What is asked:
Give a verbatim quotation of every record.

#### Records for processing

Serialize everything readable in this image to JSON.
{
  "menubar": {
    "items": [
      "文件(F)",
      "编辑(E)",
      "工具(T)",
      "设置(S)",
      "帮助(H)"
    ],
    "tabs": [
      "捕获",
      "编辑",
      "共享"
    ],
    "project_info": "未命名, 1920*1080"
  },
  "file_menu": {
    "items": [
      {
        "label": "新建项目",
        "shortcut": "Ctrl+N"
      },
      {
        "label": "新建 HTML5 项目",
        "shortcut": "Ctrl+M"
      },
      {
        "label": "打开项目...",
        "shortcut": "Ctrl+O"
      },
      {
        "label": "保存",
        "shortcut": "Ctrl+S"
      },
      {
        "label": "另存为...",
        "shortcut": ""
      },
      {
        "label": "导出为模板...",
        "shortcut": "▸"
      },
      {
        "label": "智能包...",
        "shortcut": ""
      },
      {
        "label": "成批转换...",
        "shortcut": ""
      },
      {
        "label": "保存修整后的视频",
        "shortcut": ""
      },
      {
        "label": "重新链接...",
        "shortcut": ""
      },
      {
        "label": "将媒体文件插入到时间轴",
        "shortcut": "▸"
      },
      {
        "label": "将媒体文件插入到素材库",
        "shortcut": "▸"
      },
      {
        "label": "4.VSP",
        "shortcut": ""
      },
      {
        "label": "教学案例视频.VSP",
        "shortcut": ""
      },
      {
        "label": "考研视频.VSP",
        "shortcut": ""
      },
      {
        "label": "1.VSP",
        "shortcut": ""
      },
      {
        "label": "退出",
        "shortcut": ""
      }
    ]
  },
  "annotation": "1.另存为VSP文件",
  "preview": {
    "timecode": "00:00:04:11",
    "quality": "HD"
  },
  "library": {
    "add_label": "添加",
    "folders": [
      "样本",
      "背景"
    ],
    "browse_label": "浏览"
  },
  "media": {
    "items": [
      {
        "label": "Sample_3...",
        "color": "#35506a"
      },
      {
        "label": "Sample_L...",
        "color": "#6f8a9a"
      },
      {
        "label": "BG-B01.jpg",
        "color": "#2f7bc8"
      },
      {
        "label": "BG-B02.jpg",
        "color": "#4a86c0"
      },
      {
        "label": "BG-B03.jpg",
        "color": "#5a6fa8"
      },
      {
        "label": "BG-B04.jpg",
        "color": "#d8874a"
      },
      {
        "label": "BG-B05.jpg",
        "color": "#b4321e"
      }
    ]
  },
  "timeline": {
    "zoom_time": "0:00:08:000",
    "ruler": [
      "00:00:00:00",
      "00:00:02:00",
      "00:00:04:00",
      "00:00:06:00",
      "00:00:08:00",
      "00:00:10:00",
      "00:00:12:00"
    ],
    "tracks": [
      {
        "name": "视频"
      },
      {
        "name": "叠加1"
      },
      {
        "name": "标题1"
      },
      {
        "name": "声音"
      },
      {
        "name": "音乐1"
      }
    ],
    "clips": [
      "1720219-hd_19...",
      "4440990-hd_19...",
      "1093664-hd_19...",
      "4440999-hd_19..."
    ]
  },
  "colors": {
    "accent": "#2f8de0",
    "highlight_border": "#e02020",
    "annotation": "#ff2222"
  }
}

########

The response:
Serialize everything readable in this image to JSON.
{
  "menubar": {
    "items": [
      "文件(F)",
      "编辑(E)",
      "工具(T)",
      "设置(S)",
      "帮助(H)"
    ],
    "tabs": [
      "捕获",
      "编辑",
      "共享"
    ],
    "project_info": "未命名, 1920*1080"
  },
  "file_menu": {
    "items": [
      {
        "label": "新建项目",
        "shortcut": "Ctrl+N"
      },
      {
        "label": "新建 HTML5 项目",
        "shortcut": "Ctrl+M"
      },
      {
        "label": "打开项目...",
        "shortcut": "Ctrl+O"
      },
      {
        "label": "保存",
        "shortcut": "Ctrl+S"
      },
      {
        "label": "另存为...",
        "shortcut": ""
      },
      {
        "label": "导出为模板...",
        "shortcut": "▸"
      },
      {
        "label": "智能包...",
        "shortcut": ""
      },
      {
        "label": "成批转换...",
        "shortcut": ""
      },
      {
        "label": "保存修整后的视频",
        "shortcut": ""
      },
      {
        "label": "重新链接...",
        "shortcut": ""
      },
      {
        "label": "将媒体文件插入到时间轴",
        "shortcut": "▸"
      },
      {
        "label": "将媒体文件插入到素材库",
        "shortcut": "▸"
      },
      {
        "label": "4.VSP",
        "shortcut": ""
      },
      {
        "label": "教学案例视频.VSP",
        "shortcut": ""
      },
      {
        "label": "考研视频.VSP",
        "shortcut": ""
      },
      {
        "label": "1.VSP",
        "shortcut": ""
      },
      {
        "label": "退出",
        "shortcut": ""
      }
    ]
  },
  "annotation": "1.另存为VSP文件",
  "preview": {
    "timecode": "00:00:04:11",
    "quality": "HD"
  },
  "library": {
    "add_label": "添加",
    "folders": [
      "样本",
      "背景"
    ],
    "browse_label": "浏览"
  },
  "media": {
    "items": [
      {
        "label": "Sample_3...",
        "color": "#35506a"
      },
      {
        "label": "Sample_L...",
        "color": "#6f8a9a"
      },
      {
        "label": "BG-B01.jpg",
        "color": "#2f7bc8"
      },
      {
        "label": "BG-B02.jpg",
        "color": "#4a86c0"
      },
      {
        "label": "BG-B03.jpg",
        "color": "#5a6fa8"
      },
      {
        "label": "BG-B04.jpg",
        "color": "#d8874a"
      },
      {
        "label": "BG-B05.jpg",
        "color": "#b4321e"
      }
    ]
  },
  "timeline": {
    "zoom_time": "0:00:08:000",
    "ruler": [
      "00:00:00:00",
      "00:00:02:00",
      "00:00:04:00",
      "00:00:06:00",
      "00:00:08:00",
      "00:00:10:00",
      "00:00:12:00"
    ],
    "tracks": [
      {
        "name": "视频"
      },
      {
        "name": "叠加1"
      },
      {
        "name": "标题1"
      },
      {
        "name": "声音"
      },
      {
        "name": "音乐1"
      }
    ],
    "clips": [
      "1720219-hd_19...",
      "4440990-hd_19...",
      "1093664-hd_19...",
      "4440999-hd_19..."
    ]
  },
  "colors": {
    "accent": "#2f8de0",
    "highlight_border": "#e02020",
    "annotation": "#ff2222"
  }
}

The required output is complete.